[start]

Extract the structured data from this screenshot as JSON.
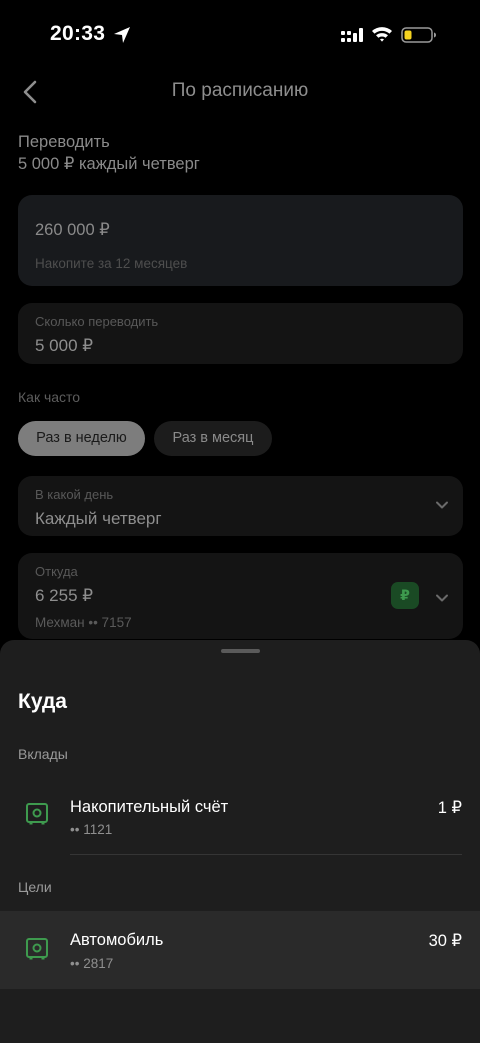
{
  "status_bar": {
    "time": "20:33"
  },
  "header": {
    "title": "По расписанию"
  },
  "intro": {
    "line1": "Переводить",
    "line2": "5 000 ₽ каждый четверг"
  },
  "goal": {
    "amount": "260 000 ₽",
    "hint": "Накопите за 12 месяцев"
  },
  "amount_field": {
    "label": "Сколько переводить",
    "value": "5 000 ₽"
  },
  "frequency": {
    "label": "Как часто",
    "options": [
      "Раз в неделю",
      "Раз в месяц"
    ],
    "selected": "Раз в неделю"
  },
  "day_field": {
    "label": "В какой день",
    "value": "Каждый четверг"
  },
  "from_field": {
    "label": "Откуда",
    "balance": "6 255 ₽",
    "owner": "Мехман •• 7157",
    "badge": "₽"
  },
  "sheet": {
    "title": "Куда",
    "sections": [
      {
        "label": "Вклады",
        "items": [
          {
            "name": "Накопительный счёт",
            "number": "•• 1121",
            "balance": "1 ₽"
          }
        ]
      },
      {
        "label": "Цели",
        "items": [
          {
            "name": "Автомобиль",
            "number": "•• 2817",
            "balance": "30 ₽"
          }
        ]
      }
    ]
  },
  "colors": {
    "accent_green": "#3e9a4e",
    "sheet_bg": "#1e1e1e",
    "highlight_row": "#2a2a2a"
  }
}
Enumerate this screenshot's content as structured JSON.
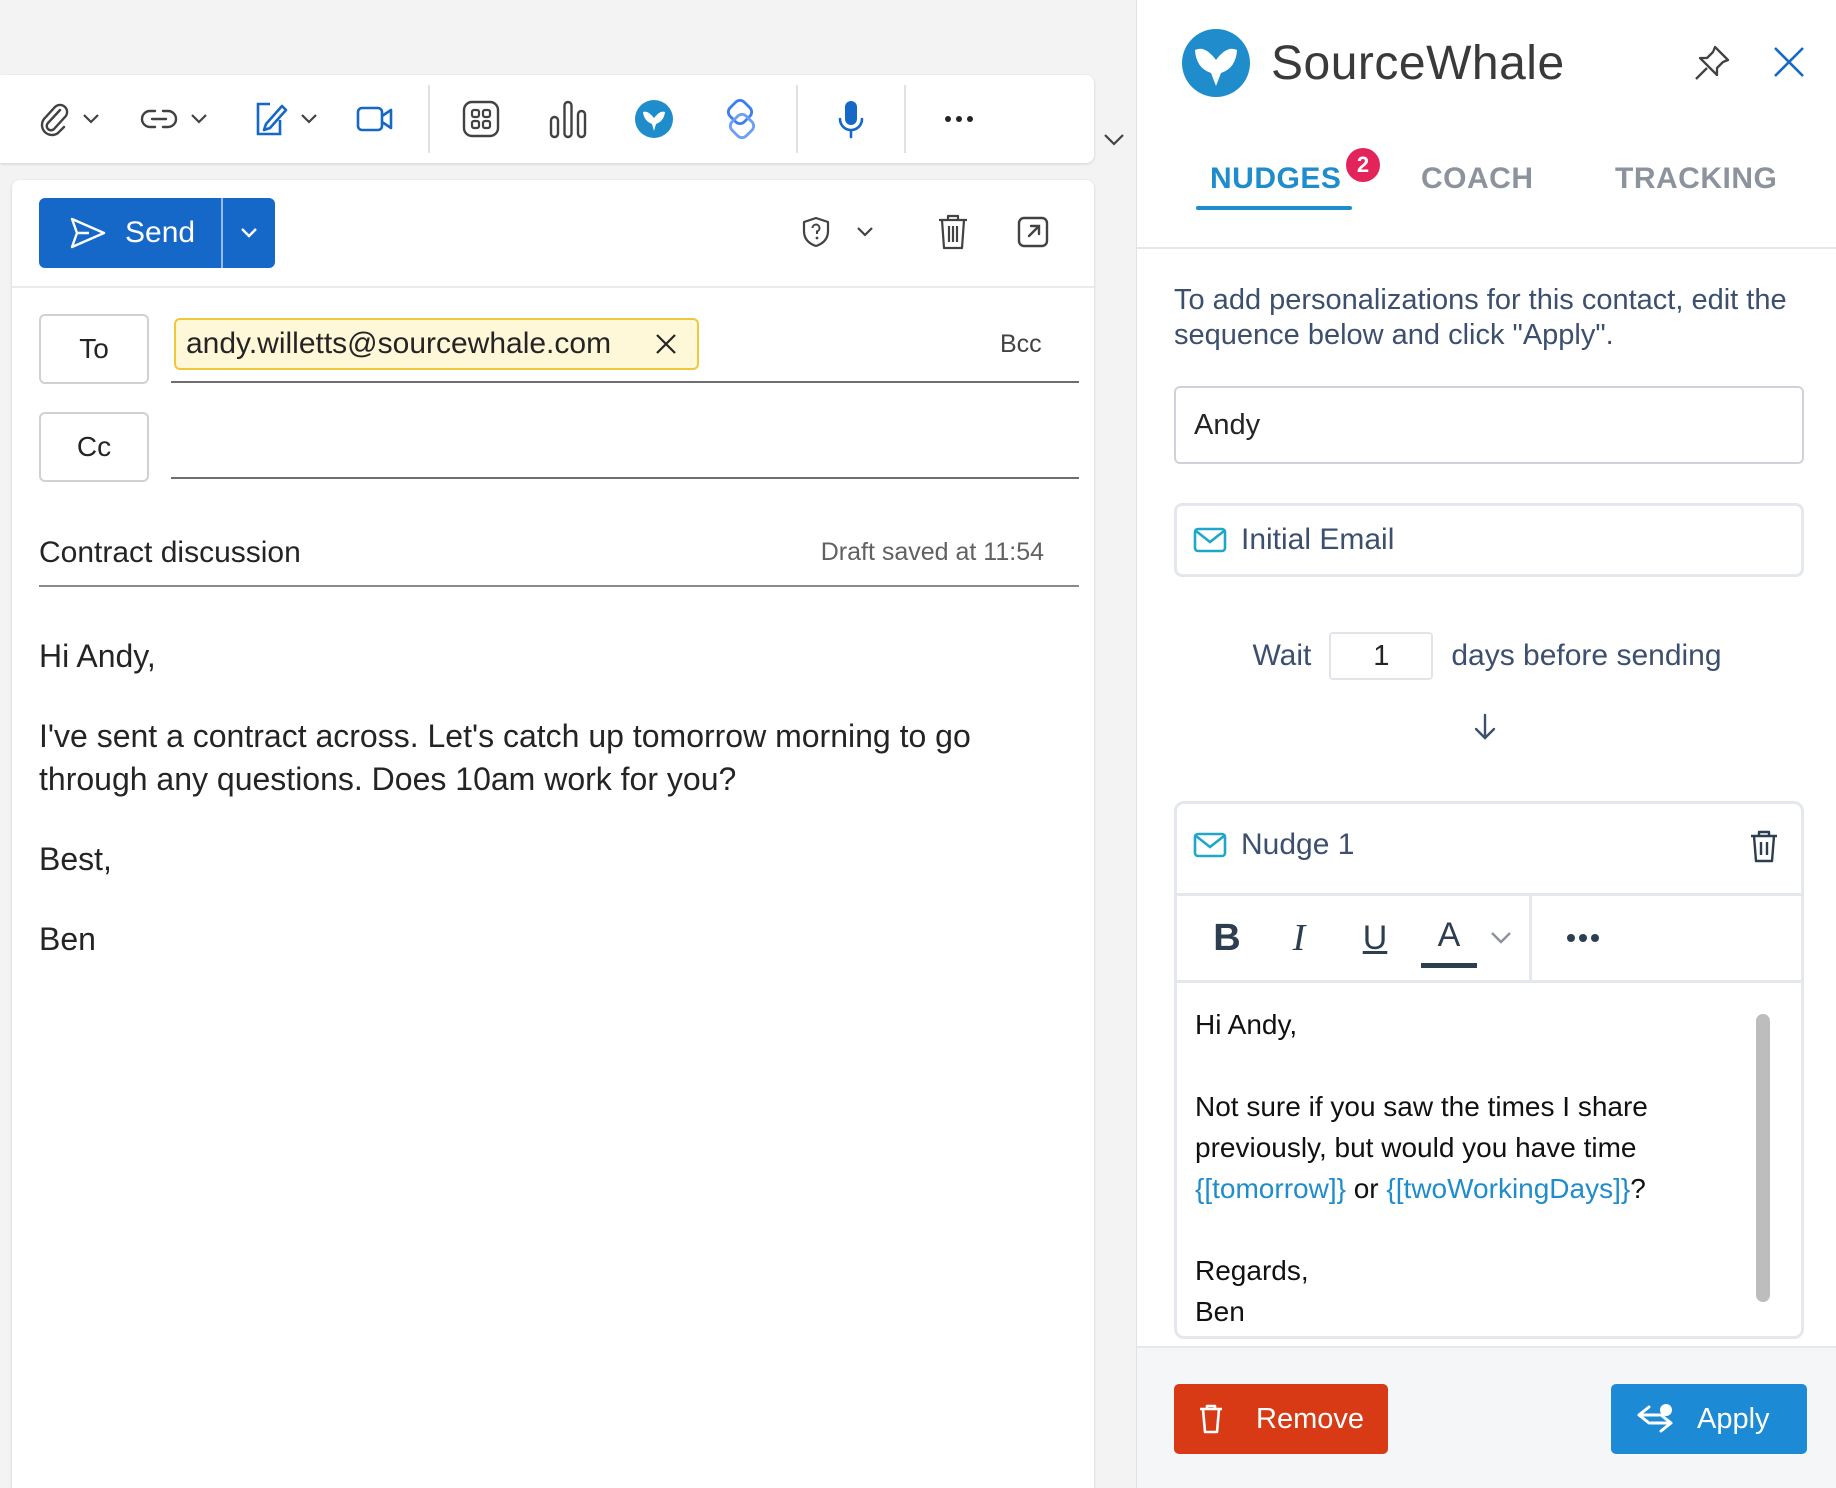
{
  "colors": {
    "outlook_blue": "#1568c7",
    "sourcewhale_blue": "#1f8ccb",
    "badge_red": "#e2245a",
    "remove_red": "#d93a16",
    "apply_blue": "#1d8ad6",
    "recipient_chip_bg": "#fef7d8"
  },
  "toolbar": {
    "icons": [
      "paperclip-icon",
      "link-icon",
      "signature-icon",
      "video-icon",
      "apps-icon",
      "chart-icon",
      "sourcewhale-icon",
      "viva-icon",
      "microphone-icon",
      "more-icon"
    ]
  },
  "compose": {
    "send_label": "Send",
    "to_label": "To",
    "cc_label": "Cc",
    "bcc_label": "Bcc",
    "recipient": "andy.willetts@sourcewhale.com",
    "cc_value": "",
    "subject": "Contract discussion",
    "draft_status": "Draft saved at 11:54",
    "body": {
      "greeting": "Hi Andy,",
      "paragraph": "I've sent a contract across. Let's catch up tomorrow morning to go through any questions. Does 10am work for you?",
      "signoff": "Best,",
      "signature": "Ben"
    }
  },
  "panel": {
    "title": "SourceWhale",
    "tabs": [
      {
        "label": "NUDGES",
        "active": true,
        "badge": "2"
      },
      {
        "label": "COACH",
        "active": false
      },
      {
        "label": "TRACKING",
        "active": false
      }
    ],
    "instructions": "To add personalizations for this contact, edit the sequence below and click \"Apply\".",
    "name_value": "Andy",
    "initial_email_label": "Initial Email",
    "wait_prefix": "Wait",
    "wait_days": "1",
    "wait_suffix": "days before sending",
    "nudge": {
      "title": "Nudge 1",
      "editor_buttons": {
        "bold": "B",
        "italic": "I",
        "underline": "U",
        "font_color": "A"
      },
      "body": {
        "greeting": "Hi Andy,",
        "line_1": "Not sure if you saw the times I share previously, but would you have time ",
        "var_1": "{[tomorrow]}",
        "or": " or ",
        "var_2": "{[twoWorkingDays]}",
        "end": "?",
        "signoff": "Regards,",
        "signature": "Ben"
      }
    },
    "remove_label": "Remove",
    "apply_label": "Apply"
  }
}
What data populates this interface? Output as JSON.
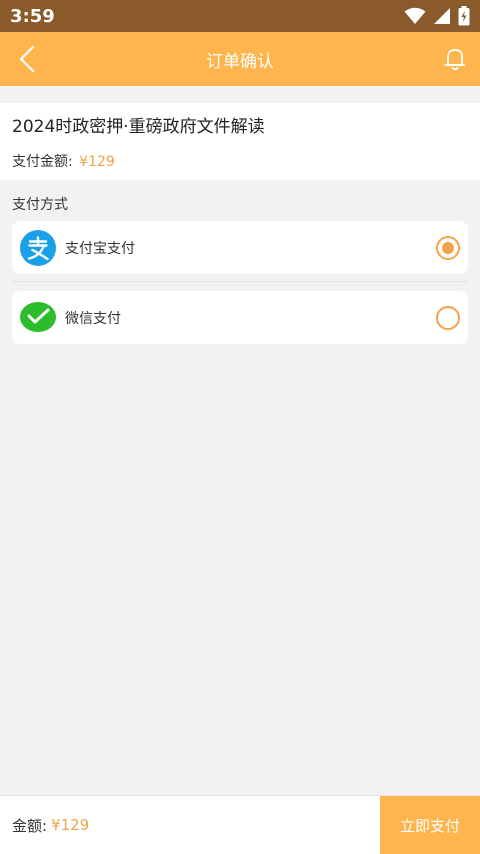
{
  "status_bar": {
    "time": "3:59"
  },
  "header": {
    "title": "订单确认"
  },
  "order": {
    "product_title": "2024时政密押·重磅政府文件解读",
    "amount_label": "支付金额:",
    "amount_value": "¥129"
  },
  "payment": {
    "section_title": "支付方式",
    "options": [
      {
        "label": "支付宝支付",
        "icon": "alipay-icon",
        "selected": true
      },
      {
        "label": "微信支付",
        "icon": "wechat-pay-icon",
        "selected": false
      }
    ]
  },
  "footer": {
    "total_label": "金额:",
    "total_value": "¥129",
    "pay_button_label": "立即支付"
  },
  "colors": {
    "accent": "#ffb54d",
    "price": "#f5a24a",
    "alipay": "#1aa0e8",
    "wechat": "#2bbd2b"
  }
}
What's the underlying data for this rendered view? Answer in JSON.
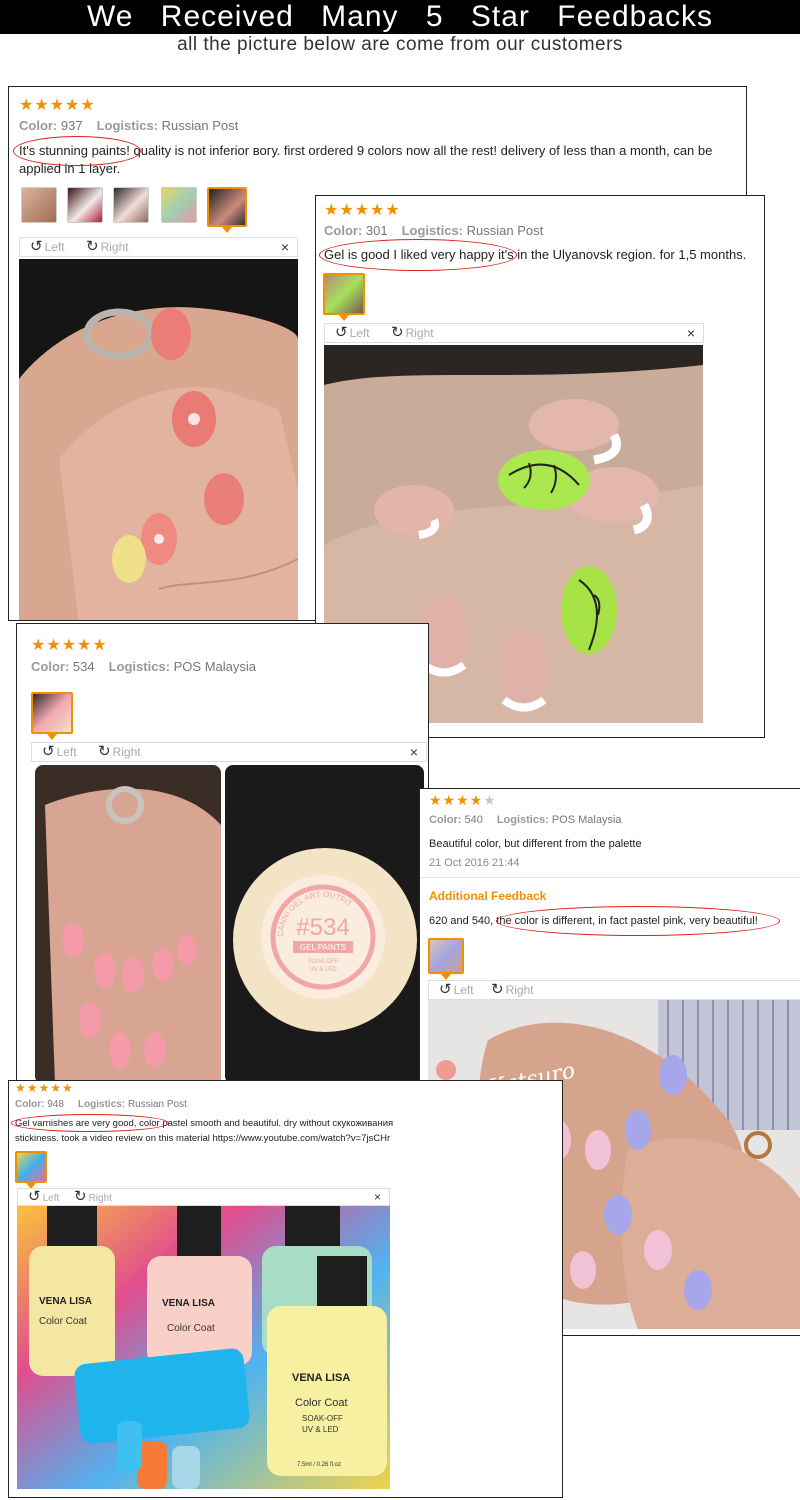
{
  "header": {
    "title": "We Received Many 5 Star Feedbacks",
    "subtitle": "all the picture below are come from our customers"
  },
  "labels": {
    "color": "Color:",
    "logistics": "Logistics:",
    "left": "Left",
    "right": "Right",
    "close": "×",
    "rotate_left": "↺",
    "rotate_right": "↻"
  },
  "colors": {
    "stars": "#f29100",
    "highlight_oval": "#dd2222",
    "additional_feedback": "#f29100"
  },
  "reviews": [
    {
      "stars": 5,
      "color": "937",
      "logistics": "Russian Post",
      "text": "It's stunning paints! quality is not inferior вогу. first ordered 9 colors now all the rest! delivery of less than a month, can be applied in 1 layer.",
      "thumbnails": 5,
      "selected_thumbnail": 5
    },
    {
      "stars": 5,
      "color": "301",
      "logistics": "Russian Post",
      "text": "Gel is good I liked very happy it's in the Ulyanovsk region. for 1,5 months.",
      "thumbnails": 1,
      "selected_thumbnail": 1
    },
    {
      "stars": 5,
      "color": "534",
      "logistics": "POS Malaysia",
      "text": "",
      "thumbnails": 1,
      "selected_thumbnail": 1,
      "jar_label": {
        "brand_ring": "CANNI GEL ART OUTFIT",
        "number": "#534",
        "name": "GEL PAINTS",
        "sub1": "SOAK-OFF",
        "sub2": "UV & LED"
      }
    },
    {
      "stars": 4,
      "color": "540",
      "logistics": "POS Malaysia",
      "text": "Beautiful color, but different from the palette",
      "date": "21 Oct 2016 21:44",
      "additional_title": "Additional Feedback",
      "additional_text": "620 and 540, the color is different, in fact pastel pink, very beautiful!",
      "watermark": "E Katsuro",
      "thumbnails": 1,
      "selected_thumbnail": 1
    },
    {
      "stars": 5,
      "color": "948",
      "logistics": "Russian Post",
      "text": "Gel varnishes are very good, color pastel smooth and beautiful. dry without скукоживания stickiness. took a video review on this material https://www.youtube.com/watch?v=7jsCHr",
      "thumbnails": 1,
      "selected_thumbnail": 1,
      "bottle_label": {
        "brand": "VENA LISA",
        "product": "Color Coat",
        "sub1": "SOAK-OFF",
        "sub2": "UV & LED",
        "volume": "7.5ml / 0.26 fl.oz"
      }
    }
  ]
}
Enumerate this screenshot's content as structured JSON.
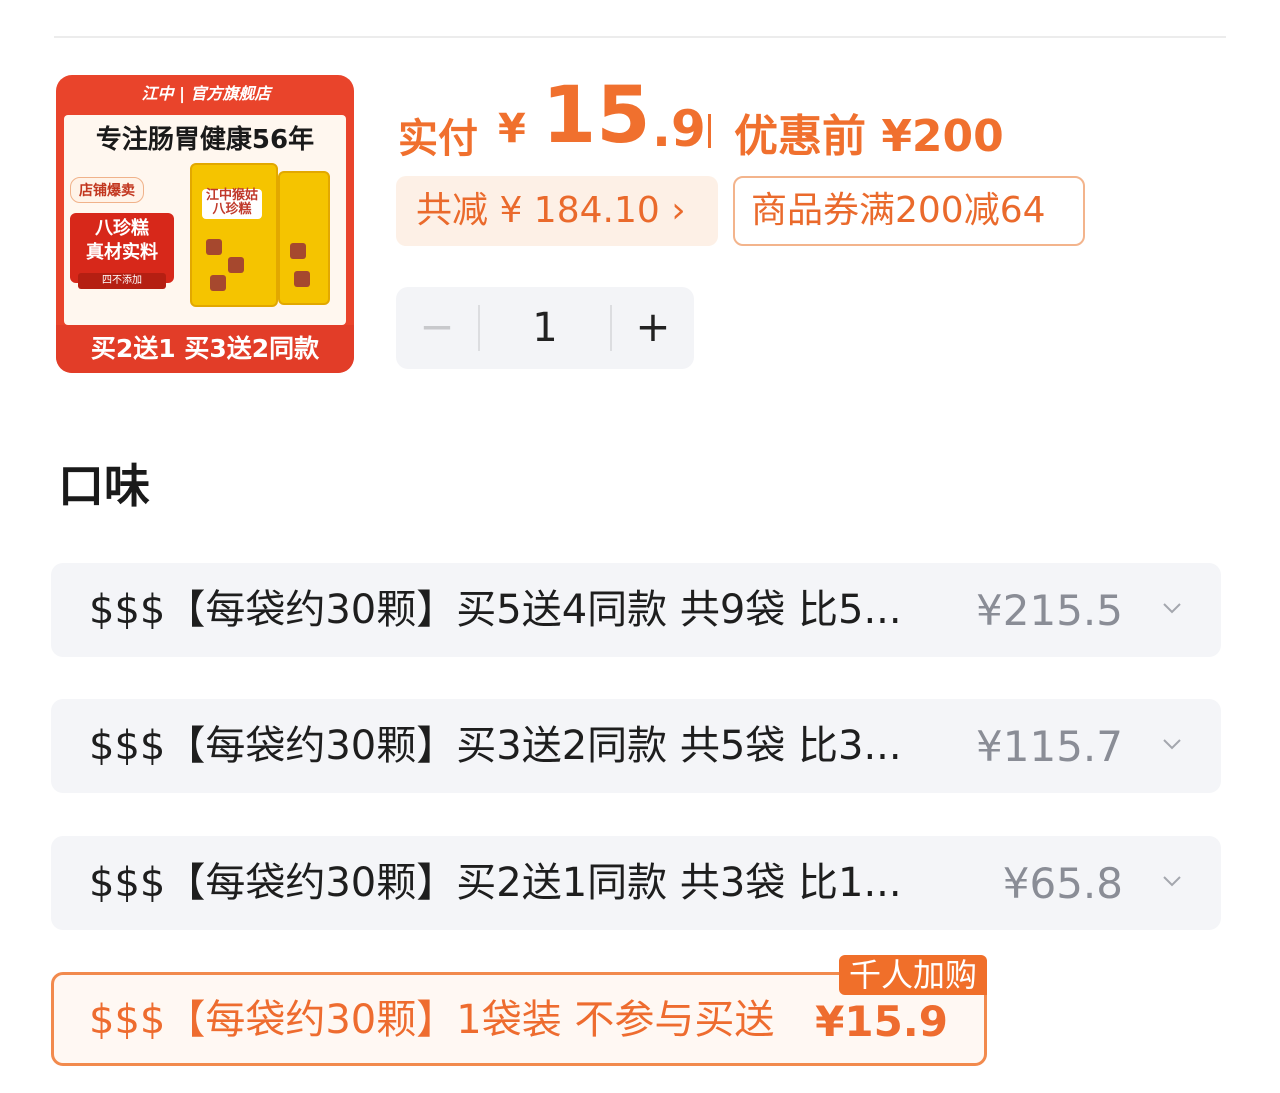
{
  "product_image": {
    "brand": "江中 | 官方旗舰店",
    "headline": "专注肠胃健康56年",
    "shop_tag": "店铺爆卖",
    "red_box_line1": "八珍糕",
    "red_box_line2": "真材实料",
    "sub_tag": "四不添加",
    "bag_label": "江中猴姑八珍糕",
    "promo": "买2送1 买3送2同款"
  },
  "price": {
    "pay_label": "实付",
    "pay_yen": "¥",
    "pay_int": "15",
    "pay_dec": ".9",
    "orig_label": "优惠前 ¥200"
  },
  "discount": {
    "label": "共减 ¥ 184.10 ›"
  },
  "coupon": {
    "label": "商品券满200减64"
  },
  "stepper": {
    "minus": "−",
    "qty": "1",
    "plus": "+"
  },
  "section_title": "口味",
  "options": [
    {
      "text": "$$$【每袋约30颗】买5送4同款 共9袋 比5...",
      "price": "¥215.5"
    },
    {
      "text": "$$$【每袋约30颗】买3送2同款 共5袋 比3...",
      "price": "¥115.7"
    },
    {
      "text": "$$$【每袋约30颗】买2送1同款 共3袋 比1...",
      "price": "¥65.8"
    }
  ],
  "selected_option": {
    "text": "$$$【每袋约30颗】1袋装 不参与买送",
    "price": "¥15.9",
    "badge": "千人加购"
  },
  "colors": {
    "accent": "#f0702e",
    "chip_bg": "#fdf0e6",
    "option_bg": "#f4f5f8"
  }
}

[end]

Collect the complete line wherever the string "JSON" appears in the records.

§ Worked solution:
Extract the structured data from this screenshot as JSON.
Enumerate this screenshot's content as structured JSON.
What data populates this interface? Output as JSON.
What's the underlying data for this rendered view? Answer in JSON.
Enumerate this screenshot's content as structured JSON.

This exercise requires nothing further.